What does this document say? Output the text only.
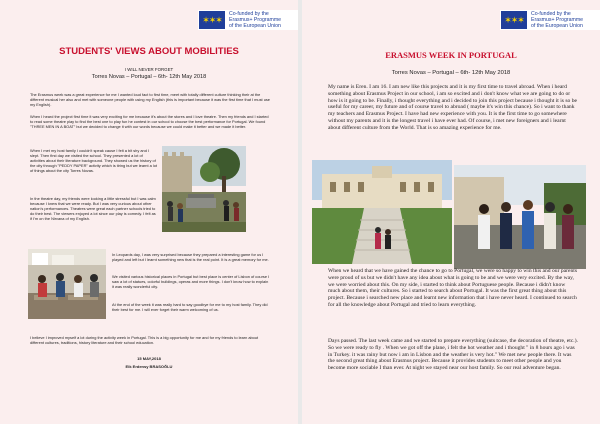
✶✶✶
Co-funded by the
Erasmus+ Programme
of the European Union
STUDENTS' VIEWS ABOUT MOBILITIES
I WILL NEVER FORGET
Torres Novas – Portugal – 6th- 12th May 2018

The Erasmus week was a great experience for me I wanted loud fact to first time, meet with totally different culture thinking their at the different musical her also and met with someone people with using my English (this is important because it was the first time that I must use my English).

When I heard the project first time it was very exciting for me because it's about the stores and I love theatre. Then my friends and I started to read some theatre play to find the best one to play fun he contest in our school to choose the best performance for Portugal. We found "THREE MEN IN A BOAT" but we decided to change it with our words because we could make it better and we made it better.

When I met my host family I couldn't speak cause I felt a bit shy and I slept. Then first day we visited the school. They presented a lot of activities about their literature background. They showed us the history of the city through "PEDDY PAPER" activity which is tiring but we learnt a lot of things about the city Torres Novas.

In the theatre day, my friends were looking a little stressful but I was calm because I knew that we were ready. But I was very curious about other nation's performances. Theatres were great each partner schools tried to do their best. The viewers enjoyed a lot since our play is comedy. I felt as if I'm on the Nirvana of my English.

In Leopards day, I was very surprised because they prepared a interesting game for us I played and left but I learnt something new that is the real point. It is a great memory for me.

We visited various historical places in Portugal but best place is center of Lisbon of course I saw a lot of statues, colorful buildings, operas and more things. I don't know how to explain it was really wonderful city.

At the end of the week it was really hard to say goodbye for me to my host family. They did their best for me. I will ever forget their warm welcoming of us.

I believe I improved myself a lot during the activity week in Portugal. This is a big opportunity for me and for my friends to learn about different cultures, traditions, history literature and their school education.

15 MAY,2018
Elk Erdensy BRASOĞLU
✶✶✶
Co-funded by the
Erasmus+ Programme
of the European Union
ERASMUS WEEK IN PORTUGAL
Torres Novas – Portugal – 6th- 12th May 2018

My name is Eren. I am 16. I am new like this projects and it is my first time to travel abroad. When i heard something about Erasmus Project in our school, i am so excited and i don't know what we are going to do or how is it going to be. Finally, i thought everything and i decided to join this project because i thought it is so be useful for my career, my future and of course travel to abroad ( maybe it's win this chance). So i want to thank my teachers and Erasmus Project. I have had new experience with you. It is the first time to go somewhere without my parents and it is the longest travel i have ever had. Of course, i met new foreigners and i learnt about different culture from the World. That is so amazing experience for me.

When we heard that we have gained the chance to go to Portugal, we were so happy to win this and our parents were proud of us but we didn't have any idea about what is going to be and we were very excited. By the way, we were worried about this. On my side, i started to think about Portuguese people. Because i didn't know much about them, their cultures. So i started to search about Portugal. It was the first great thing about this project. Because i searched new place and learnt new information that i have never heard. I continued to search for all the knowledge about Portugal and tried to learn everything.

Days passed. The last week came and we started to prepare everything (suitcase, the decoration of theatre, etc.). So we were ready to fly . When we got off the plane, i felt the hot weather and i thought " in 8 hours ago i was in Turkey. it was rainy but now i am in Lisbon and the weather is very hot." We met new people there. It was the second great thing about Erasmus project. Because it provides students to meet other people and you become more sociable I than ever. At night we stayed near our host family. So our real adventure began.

┄┄┄┄┄┄

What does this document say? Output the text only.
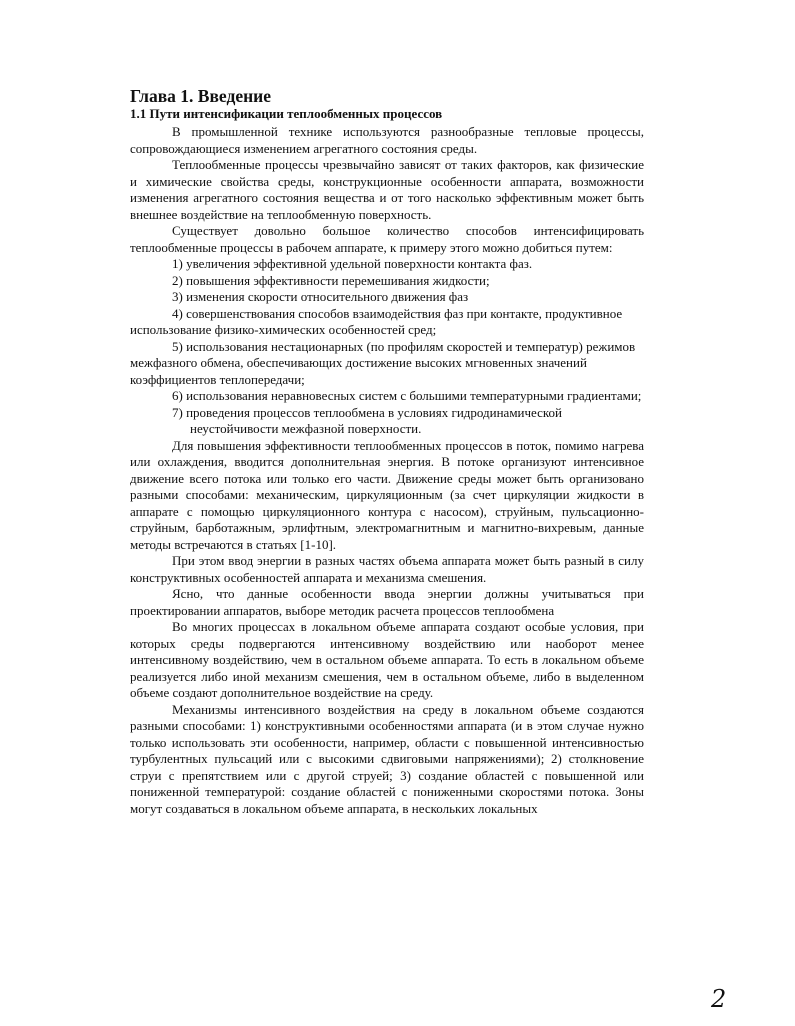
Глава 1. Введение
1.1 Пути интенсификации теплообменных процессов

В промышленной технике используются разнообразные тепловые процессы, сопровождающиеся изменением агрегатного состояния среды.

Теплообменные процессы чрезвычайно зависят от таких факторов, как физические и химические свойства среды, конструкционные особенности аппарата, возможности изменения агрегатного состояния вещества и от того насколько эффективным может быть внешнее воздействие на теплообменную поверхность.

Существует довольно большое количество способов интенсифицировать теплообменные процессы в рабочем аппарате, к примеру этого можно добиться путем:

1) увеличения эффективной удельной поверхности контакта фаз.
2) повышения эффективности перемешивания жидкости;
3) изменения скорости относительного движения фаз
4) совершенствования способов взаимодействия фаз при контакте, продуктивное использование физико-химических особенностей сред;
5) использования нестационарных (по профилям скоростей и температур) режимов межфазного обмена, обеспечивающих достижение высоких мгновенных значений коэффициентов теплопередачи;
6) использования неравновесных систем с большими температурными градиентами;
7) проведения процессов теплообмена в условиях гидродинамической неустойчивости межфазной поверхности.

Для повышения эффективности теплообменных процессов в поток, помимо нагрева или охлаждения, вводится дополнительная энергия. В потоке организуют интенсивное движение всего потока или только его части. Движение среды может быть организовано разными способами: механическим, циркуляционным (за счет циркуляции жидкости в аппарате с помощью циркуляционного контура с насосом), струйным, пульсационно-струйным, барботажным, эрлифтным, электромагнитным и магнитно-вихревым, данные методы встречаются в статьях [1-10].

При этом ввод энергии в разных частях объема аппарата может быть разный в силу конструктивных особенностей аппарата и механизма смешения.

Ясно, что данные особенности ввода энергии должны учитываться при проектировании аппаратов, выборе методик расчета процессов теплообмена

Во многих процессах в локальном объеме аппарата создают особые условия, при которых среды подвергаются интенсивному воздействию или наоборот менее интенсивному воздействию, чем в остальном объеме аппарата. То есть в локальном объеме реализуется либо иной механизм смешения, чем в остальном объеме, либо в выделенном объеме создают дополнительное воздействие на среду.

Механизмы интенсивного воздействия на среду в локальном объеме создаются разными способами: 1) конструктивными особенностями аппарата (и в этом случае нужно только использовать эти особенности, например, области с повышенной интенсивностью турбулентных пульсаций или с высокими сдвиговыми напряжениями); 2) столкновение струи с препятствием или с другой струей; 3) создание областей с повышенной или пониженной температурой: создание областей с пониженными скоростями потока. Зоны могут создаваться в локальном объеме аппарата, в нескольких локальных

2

┄┄┄┄┄┄

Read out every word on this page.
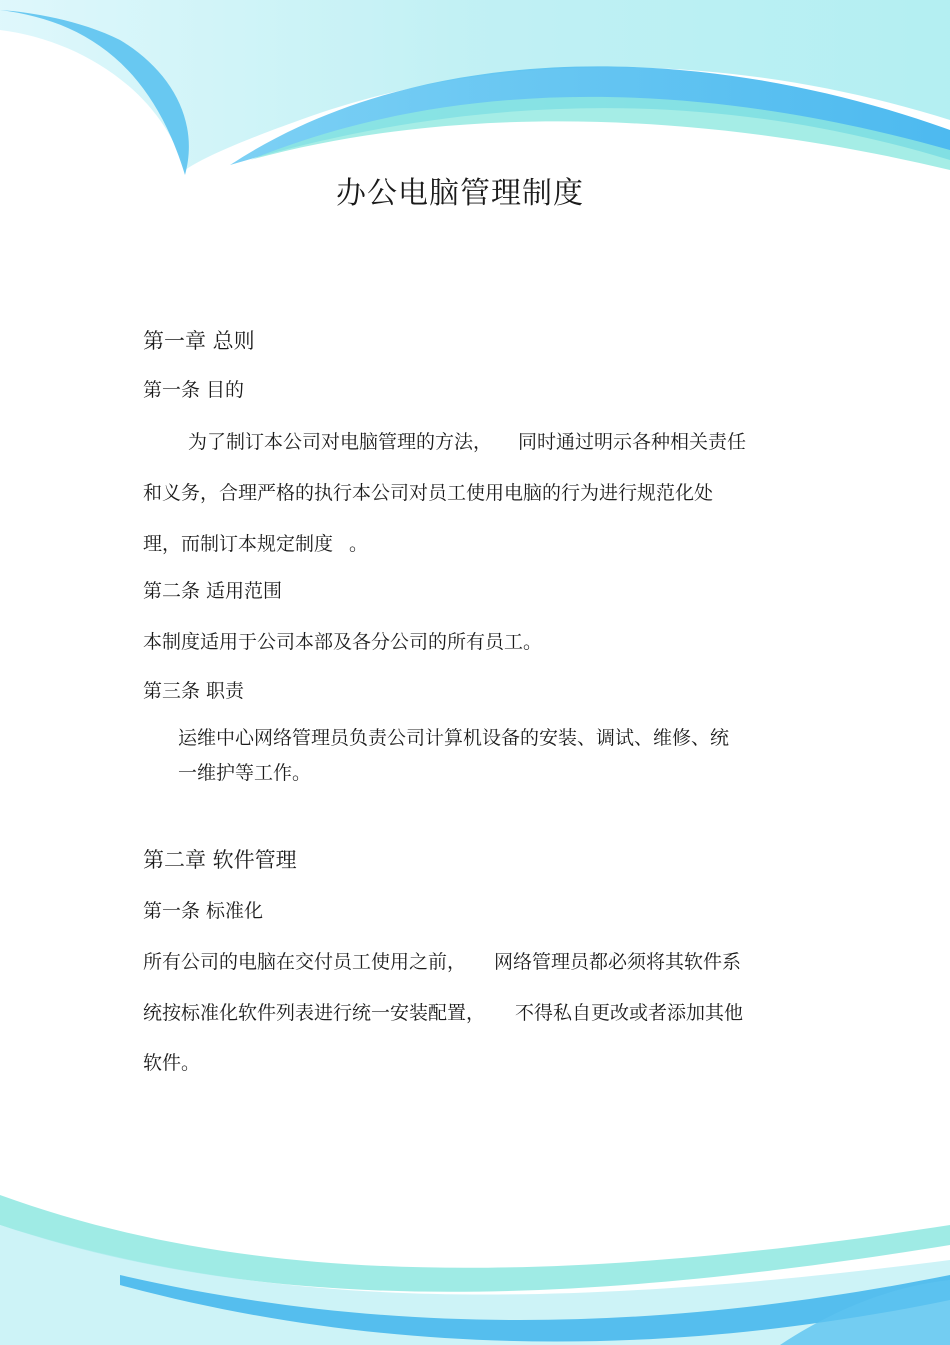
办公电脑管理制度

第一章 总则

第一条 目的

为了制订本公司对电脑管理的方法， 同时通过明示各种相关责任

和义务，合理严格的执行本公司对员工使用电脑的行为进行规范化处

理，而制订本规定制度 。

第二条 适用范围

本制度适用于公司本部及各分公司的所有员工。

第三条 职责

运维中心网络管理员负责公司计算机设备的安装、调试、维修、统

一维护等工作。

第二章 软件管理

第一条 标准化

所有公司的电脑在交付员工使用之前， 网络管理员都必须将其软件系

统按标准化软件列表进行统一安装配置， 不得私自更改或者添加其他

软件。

┄┄┄┄┄┄

- [PROBLEM REQUIREMENTS]: Show every line of the records above that contains the word "энергии".

- [THE RESPONSE]:
При этом ввод энергии в разных частях объема аппарата может быть разный в силу конструктивных особенностей аппарата и механизма смешения.
Ясно, что данные особенности ввода энергии должны учитываться при проектировании аппаратов, выборе методик расчета процессов теплообмена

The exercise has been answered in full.